▶ _Stated problem_
Please print every record below exactly as it appears.

▶ _Exercise material_
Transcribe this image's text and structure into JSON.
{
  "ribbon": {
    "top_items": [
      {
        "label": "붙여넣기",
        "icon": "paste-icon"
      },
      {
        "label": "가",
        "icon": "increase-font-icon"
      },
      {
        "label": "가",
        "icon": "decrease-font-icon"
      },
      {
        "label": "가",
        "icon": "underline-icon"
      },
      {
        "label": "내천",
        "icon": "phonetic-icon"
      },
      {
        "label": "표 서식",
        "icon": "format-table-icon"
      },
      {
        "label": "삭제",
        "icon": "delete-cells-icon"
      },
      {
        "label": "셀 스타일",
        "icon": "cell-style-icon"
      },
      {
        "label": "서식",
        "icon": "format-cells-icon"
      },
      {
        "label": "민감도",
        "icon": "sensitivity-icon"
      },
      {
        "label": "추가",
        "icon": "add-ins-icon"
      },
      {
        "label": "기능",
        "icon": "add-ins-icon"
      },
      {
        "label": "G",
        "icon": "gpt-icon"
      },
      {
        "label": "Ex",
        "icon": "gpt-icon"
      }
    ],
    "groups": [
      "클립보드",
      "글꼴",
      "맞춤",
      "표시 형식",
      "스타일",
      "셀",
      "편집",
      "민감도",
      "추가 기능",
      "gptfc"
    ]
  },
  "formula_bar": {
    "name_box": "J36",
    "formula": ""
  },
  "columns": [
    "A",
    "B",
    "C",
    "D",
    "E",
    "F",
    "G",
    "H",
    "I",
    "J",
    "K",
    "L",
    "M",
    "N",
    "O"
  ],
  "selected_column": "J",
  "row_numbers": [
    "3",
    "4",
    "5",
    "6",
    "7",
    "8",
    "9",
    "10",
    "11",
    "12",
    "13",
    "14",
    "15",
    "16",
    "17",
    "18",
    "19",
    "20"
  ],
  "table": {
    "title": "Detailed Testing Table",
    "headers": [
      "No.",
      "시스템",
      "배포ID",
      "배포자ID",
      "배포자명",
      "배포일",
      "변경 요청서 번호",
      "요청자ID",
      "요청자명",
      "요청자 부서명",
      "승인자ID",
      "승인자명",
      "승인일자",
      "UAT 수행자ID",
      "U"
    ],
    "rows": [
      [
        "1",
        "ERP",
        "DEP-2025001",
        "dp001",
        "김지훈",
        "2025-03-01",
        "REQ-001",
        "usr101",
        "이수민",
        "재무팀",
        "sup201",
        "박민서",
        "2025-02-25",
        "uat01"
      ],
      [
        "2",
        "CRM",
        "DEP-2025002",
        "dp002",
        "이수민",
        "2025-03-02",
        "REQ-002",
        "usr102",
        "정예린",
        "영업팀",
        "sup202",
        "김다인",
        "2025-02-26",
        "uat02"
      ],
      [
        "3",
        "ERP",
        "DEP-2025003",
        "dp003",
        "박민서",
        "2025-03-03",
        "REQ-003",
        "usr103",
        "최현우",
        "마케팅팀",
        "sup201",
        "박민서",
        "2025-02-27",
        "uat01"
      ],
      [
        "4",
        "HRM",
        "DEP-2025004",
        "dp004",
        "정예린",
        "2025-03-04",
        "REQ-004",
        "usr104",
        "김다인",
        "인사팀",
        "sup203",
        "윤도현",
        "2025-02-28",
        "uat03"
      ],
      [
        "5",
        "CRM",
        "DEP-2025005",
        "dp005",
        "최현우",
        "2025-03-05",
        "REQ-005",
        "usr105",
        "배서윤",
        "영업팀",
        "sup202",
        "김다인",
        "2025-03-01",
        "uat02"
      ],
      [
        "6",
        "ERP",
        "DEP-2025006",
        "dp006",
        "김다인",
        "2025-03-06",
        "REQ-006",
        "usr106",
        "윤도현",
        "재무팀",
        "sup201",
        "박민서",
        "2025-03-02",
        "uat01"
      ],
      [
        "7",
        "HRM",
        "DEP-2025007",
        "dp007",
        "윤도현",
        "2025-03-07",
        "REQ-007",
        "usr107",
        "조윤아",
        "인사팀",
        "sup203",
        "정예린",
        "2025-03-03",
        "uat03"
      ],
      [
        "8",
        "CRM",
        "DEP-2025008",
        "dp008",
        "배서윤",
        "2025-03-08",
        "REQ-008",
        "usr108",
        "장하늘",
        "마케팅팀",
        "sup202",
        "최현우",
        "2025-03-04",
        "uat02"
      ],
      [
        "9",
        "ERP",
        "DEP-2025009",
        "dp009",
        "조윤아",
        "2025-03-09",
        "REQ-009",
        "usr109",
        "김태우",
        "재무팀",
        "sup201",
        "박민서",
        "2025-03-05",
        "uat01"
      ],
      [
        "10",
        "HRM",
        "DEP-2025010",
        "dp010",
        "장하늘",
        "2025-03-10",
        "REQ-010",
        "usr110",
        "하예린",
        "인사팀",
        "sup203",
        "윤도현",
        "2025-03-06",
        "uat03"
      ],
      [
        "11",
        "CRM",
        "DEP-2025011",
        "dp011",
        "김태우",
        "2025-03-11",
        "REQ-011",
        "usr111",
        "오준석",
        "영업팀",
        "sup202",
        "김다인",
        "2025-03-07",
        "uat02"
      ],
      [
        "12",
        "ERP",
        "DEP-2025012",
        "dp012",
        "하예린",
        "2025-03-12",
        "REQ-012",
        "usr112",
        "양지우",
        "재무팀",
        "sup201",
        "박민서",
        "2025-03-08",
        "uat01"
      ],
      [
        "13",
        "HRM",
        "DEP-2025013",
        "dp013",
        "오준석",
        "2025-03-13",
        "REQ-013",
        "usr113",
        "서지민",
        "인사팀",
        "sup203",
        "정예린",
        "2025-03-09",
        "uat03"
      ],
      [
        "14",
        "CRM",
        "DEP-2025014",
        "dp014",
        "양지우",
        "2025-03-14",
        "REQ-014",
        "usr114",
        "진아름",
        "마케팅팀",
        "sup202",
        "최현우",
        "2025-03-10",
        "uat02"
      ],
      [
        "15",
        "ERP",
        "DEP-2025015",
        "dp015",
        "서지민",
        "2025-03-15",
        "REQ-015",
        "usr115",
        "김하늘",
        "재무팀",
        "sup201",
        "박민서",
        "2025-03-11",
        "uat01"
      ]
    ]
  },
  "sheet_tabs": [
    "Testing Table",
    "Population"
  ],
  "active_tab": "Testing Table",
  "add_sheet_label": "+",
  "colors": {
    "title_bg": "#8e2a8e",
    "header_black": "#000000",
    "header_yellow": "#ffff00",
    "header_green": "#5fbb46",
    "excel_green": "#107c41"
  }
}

▶ _Exercise output_
Transcribe this image's text and structure into JSON.
{
  "ribbon": {
    "top_items": [
      {
        "label": "붙여넣기",
        "icon": "paste-icon"
      },
      {
        "label": "가",
        "icon": "increase-font-icon"
      },
      {
        "label": "가",
        "icon": "decrease-font-icon"
      },
      {
        "label": "가",
        "icon": "underline-icon"
      },
      {
        "label": "내천",
        "icon": "phonetic-icon"
      },
      {
        "label": "표 서식",
        "icon": "format-table-icon"
      },
      {
        "label": "삭제",
        "icon": "delete-cells-icon"
      },
      {
        "label": "셀 스타일",
        "icon": "cell-style-icon"
      },
      {
        "label": "서식",
        "icon": "format-cells-icon"
      },
      {
        "label": "민감도",
        "icon": "sensitivity-icon"
      },
      {
        "label": "추가",
        "icon": "add-ins-icon"
      },
      {
        "label": "기능",
        "icon": "add-ins-icon"
      },
      {
        "label": "G",
        "icon": "gpt-icon"
      },
      {
        "label": "Ex",
        "icon": "gpt-icon"
      }
    ],
    "groups": [
      "클립보드",
      "글꼴",
      "맞춤",
      "표시 형식",
      "스타일",
      "셀",
      "편집",
      "민감도",
      "추가 기능",
      "gptfc"
    ]
  },
  "formula_bar": {
    "name_box": "J36",
    "formula": ""
  },
  "columns": [
    "A",
    "B",
    "C",
    "D",
    "E",
    "F",
    "G",
    "H",
    "I",
    "J",
    "K",
    "L",
    "M",
    "N",
    "O"
  ],
  "selected_column": "J",
  "row_numbers": [
    "3",
    "4",
    "5",
    "6",
    "7",
    "8",
    "9",
    "10",
    "11",
    "12",
    "13",
    "14",
    "15",
    "16",
    "17",
    "18",
    "19",
    "20"
  ],
  "table": {
    "title": "Detailed Testing Table",
    "headers": [
      "No.",
      "시스템",
      "배포ID",
      "배포자ID",
      "배포자명",
      "배포일",
      "변경 요청서 번호",
      "요청자ID",
      "요청자명",
      "요청자 부서명",
      "승인자ID",
      "승인자명",
      "승인일자",
      "UAT 수행자ID",
      "U"
    ],
    "rows": [
      [
        "1",
        "ERP",
        "DEP-2025001",
        "dp001",
        "김지훈",
        "2025-03-01",
        "REQ-001",
        "usr101",
        "이수민",
        "재무팀",
        "sup201",
        "박민서",
        "2025-02-25",
        "uat01"
      ],
      [
        "2",
        "CRM",
        "DEP-2025002",
        "dp002",
        "이수민",
        "2025-03-02",
        "REQ-002",
        "usr102",
        "정예린",
        "영업팀",
        "sup202",
        "김다인",
        "2025-02-26",
        "uat02"
      ],
      [
        "3",
        "ERP",
        "DEP-2025003",
        "dp003",
        "박민서",
        "2025-03-03",
        "REQ-003",
        "usr103",
        "최현우",
        "마케팅팀",
        "sup201",
        "박민서",
        "2025-02-27",
        "uat01"
      ],
      [
        "4",
        "HRM",
        "DEP-2025004",
        "dp004",
        "정예린",
        "2025-03-04",
        "REQ-004",
        "usr104",
        "김다인",
        "인사팀",
        "sup203",
        "윤도현",
        "2025-02-28",
        "uat03"
      ],
      [
        "5",
        "CRM",
        "DEP-2025005",
        "dp005",
        "최현우",
        "2025-03-05",
        "REQ-005",
        "usr105",
        "배서윤",
        "영업팀",
        "sup202",
        "김다인",
        "2025-03-01",
        "uat02"
      ],
      [
        "6",
        "ERP",
        "DEP-2025006",
        "dp006",
        "김다인",
        "2025-03-06",
        "REQ-006",
        "usr106",
        "윤도현",
        "재무팀",
        "sup201",
        "박민서",
        "2025-03-02",
        "uat01"
      ],
      [
        "7",
        "HRM",
        "DEP-2025007",
        "dp007",
        "윤도현",
        "2025-03-07",
        "REQ-007",
        "usr107",
        "조윤아",
        "인사팀",
        "sup203",
        "정예린",
        "2025-03-03",
        "uat03"
      ],
      [
        "8",
        "CRM",
        "DEP-2025008",
        "dp008",
        "배서윤",
        "2025-03-08",
        "REQ-008",
        "usr108",
        "장하늘",
        "마케팅팀",
        "sup202",
        "최현우",
        "2025-03-04",
        "uat02"
      ],
      [
        "9",
        "ERP",
        "DEP-2025009",
        "dp009",
        "조윤아",
        "2025-03-09",
        "REQ-009",
        "usr109",
        "김태우",
        "재무팀",
        "sup201",
        "박민서",
        "2025-03-05",
        "uat01"
      ],
      [
        "10",
        "HRM",
        "DEP-2025010",
        "dp010",
        "장하늘",
        "2025-03-10",
        "REQ-010",
        "usr110",
        "하예린",
        "인사팀",
        "sup203",
        "윤도현",
        "2025-03-06",
        "uat03"
      ],
      [
        "11",
        "CRM",
        "DEP-2025011",
        "dp011",
        "김태우",
        "2025-03-11",
        "REQ-011",
        "usr111",
        "오준석",
        "영업팀",
        "sup202",
        "김다인",
        "2025-03-07",
        "uat02"
      ],
      [
        "12",
        "ERP",
        "DEP-2025012",
        "dp012",
        "하예린",
        "2025-03-12",
        "REQ-012",
        "usr112",
        "양지우",
        "재무팀",
        "sup201",
        "박민서",
        "2025-03-08",
        "uat01"
      ],
      [
        "13",
        "HRM",
        "DEP-2025013",
        "dp013",
        "오준석",
        "2025-03-13",
        "REQ-013",
        "usr113",
        "서지민",
        "인사팀",
        "sup203",
        "정예린",
        "2025-03-09",
        "uat03"
      ],
      [
        "14",
        "CRM",
        "DEP-2025014",
        "dp014",
        "양지우",
        "2025-03-14",
        "REQ-014",
        "usr114",
        "진아름",
        "마케팅팀",
        "sup202",
        "최현우",
        "2025-03-10",
        "uat02"
      ],
      [
        "15",
        "ERP",
        "DEP-2025015",
        "dp015",
        "서지민",
        "2025-03-15",
        "REQ-015",
        "usr115",
        "김하늘",
        "재무팀",
        "sup201",
        "박민서",
        "2025-03-11",
        "uat01"
      ]
    ]
  },
  "sheet_tabs": [
    "Testing Table",
    "Population"
  ],
  "active_tab": "Testing Table",
  "add_sheet_label": "+",
  "colors": {
    "title_bg": "#8e2a8e",
    "header_black": "#000000",
    "header_yellow": "#ffff00",
    "header_green": "#5fbb46",
    "excel_green": "#107c41"
  }
}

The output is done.